• Given problem: Count every line that has "building" in it and give the total, nothing more.

[A block of data]
>> begin
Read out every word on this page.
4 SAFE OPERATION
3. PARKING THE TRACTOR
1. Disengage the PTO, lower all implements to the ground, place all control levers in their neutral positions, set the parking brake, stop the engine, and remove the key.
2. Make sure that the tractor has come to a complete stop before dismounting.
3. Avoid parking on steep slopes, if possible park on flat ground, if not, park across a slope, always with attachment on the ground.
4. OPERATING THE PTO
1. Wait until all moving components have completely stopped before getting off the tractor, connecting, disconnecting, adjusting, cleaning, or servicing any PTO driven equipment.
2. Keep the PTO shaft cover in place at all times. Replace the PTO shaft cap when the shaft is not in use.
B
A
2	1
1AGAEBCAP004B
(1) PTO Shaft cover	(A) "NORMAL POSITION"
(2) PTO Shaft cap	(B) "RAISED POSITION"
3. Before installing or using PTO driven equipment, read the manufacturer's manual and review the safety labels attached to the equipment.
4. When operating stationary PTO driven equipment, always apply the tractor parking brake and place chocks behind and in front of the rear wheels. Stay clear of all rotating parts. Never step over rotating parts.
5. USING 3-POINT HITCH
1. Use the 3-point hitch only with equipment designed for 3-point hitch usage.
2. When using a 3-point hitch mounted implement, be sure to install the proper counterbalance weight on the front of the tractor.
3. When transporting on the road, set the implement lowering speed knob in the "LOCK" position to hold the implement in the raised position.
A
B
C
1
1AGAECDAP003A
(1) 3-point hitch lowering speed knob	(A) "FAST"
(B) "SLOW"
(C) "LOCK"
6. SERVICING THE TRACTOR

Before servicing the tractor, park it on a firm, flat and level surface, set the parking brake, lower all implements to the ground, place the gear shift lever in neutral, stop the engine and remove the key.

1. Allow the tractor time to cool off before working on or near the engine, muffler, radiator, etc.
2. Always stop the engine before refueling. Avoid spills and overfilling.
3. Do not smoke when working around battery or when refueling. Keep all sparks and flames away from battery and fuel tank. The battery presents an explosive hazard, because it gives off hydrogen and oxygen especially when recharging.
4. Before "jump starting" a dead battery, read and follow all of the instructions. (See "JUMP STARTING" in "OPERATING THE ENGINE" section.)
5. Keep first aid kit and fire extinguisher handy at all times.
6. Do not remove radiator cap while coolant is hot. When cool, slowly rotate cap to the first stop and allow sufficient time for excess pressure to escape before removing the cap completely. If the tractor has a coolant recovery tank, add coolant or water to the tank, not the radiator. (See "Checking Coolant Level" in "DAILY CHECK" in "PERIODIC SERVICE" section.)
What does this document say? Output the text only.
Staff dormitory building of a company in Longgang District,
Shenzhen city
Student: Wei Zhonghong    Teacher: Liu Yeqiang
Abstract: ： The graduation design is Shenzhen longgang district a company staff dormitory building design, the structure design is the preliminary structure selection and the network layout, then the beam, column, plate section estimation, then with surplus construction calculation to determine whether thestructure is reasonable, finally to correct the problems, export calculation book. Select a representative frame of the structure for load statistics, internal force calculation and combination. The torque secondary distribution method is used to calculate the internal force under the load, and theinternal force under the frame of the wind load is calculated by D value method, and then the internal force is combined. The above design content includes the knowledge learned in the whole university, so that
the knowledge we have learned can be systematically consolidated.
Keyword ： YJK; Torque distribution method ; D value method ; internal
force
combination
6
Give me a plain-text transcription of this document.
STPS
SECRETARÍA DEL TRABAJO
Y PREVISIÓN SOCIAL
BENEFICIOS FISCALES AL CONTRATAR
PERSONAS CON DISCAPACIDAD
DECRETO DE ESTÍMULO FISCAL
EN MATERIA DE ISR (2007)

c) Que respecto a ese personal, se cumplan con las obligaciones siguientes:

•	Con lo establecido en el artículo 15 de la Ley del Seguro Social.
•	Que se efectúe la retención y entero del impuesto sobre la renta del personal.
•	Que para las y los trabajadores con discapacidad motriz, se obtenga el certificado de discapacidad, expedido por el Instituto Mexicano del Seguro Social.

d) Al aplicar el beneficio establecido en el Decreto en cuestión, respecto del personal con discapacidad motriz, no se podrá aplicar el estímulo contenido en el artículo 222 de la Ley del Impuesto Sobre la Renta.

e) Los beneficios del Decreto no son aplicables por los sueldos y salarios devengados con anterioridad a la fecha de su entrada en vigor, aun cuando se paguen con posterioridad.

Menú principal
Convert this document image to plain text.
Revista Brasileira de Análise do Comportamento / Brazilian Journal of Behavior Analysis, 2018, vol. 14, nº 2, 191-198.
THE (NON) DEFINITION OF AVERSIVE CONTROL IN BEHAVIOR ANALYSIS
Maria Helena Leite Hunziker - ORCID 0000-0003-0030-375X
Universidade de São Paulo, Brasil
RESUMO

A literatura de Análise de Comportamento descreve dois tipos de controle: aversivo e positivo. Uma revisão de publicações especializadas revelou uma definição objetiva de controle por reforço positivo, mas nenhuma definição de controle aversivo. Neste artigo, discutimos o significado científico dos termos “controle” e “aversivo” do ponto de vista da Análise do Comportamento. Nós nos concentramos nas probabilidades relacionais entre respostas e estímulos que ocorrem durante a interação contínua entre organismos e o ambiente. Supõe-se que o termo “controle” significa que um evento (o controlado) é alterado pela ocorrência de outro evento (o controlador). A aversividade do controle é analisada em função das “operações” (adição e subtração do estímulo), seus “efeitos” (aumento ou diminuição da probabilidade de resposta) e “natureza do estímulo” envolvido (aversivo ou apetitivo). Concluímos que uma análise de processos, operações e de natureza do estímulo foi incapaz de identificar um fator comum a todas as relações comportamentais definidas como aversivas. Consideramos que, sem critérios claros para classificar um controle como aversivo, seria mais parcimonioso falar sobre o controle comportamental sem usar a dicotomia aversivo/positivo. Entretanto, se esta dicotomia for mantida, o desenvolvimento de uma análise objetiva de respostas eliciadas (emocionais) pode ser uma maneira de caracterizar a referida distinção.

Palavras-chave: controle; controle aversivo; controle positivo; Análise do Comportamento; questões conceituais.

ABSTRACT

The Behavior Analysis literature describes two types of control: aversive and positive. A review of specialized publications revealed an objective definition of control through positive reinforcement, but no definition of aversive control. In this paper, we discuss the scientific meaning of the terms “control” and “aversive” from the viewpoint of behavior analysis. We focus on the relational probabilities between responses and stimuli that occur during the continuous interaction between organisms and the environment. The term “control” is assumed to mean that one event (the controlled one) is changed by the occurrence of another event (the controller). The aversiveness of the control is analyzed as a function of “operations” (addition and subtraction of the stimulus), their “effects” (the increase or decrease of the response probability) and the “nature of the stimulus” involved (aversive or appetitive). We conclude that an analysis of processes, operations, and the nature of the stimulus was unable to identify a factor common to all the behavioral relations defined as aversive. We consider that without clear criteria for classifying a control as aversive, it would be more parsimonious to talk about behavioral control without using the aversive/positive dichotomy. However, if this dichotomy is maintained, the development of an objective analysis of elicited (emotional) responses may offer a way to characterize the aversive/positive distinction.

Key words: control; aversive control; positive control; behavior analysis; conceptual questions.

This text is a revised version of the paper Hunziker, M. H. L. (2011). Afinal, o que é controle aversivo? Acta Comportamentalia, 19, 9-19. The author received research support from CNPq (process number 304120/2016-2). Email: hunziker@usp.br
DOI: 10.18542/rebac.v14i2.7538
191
>> end
• Solution for this problem: 2